• [Extracted records]

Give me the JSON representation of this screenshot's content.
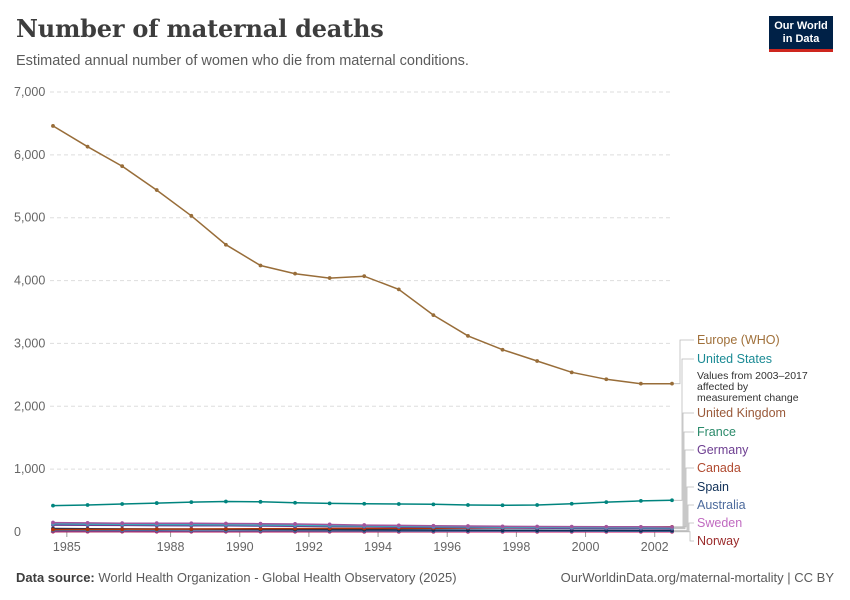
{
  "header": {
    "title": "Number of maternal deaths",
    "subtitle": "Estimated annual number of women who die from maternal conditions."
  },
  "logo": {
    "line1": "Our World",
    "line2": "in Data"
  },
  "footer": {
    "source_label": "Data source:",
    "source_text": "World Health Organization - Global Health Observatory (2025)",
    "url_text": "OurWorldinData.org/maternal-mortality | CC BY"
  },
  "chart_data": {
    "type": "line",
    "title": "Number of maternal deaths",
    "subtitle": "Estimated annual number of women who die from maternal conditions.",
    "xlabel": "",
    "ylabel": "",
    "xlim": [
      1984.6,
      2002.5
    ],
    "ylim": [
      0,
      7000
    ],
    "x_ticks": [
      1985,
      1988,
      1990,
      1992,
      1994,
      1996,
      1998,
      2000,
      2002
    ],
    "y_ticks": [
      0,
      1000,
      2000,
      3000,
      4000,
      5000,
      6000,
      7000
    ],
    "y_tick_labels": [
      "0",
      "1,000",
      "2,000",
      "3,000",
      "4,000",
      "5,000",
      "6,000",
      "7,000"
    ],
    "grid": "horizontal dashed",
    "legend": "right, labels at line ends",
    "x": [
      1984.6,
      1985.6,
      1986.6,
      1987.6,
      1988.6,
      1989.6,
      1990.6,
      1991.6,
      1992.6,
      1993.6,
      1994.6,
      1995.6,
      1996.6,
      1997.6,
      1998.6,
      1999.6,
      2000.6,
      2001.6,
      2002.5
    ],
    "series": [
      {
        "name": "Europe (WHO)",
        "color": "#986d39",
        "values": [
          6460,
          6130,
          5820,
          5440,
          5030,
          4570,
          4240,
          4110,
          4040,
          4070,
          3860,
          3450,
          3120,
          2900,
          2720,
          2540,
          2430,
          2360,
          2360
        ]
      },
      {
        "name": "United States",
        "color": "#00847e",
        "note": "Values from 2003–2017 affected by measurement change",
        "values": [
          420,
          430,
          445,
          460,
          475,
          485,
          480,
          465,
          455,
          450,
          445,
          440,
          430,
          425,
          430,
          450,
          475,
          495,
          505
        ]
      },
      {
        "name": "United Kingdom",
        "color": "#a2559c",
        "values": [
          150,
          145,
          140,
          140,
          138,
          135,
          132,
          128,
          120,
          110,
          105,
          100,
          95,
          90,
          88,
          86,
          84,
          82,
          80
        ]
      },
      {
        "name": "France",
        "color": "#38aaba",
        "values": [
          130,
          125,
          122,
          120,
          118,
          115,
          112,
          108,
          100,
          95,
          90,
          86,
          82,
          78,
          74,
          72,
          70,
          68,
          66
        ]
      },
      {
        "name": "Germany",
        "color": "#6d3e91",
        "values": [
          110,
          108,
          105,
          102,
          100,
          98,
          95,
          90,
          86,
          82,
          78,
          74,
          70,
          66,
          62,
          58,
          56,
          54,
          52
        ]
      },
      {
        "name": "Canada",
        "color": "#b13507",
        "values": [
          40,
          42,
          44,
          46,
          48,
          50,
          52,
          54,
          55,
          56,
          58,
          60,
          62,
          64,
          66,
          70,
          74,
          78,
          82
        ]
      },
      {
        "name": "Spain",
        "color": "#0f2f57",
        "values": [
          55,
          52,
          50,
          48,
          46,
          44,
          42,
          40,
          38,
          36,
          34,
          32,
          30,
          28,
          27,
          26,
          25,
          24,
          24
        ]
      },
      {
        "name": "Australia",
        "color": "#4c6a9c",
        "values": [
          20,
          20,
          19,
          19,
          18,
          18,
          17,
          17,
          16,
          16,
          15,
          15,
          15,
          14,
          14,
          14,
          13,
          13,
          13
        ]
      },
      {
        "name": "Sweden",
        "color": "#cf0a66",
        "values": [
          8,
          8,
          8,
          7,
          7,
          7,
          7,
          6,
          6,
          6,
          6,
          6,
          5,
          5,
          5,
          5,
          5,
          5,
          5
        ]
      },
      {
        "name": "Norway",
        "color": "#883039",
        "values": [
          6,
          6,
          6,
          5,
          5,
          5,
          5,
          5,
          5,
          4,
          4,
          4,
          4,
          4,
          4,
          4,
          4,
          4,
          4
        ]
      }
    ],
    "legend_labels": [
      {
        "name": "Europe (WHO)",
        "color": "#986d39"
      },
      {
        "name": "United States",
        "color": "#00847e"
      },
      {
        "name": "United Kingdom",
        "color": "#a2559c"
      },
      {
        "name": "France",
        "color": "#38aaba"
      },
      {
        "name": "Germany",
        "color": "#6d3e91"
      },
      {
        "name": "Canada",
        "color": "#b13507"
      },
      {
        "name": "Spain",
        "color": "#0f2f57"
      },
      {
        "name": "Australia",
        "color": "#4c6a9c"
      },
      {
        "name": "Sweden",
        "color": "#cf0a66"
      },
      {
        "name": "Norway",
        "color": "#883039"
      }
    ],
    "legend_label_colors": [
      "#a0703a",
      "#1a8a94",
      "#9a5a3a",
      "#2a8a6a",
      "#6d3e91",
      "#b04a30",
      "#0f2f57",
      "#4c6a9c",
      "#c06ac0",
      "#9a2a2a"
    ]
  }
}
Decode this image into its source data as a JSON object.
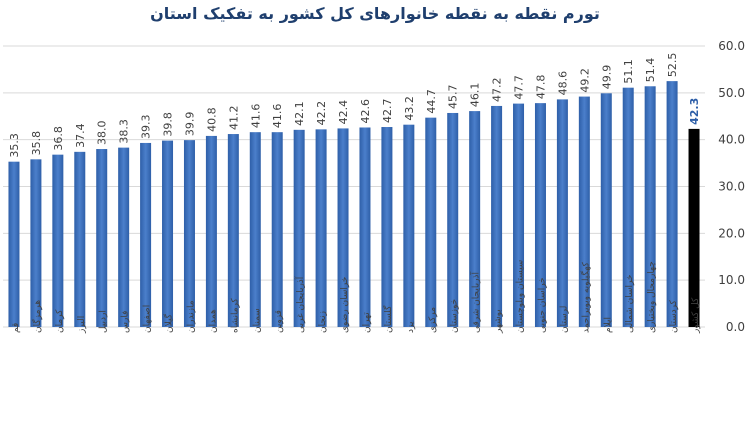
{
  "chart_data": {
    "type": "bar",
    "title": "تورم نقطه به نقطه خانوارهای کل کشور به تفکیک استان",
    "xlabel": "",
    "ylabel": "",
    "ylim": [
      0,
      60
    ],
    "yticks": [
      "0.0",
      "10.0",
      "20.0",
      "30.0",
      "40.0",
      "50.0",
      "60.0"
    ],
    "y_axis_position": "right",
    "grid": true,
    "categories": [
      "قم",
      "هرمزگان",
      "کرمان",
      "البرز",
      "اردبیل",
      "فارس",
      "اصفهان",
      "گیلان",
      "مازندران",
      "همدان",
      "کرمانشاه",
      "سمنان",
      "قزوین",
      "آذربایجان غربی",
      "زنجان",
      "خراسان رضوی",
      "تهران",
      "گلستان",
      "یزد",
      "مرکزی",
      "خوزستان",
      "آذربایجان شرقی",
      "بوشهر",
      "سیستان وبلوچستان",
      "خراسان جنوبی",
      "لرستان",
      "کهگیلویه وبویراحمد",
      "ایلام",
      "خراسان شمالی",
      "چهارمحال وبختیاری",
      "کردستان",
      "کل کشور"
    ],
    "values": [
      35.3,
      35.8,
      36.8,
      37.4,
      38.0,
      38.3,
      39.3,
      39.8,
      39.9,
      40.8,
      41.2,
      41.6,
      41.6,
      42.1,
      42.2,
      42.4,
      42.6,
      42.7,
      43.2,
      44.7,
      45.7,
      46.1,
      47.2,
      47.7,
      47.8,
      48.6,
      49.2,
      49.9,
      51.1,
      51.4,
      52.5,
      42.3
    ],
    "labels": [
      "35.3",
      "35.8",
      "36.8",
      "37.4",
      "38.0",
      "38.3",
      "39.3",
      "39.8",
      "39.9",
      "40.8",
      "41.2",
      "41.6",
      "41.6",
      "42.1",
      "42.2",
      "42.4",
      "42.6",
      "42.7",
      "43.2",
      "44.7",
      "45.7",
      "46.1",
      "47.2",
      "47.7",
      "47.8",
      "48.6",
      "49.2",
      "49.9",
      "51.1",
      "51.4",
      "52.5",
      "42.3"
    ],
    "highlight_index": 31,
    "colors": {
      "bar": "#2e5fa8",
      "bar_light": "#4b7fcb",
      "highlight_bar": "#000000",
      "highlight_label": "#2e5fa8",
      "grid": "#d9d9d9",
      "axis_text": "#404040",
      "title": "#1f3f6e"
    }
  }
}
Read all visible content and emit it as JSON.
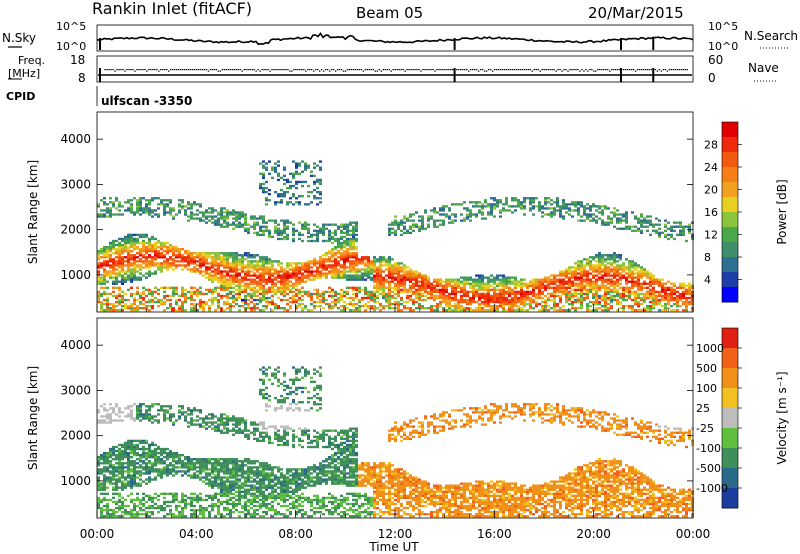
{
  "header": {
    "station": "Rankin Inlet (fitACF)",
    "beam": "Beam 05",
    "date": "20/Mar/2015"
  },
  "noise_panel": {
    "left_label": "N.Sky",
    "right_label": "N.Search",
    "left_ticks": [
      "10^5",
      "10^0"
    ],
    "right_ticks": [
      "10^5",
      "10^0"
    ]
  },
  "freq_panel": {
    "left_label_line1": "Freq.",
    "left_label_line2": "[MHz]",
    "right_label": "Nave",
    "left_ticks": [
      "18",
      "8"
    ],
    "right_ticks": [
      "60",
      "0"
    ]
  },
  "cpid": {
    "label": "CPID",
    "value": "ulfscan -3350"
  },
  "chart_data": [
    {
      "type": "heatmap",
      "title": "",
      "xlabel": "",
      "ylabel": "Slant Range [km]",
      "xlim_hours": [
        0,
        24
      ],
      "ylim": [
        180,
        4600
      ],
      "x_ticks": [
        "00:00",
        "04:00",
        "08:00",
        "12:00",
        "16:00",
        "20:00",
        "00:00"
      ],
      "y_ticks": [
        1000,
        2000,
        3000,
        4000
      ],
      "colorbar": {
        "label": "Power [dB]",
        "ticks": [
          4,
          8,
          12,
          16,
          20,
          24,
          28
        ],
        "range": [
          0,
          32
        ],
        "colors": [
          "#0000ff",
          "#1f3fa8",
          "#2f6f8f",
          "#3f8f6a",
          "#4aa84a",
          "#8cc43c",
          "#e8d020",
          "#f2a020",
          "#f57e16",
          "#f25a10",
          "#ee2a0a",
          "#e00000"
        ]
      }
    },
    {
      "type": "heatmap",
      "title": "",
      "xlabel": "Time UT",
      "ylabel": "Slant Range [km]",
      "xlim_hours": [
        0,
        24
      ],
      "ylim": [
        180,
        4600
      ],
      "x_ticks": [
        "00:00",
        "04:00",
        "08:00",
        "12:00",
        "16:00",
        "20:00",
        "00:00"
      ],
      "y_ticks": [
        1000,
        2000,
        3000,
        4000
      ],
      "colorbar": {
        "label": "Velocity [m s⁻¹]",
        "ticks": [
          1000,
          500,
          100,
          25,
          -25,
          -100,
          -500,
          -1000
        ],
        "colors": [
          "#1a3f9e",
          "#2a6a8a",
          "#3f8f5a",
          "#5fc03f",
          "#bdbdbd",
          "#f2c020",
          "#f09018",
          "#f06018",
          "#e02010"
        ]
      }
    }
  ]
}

• [Exercise]
Work out how many lines in the records above contain the word "type", and give only that number.

• [Response to this task]
4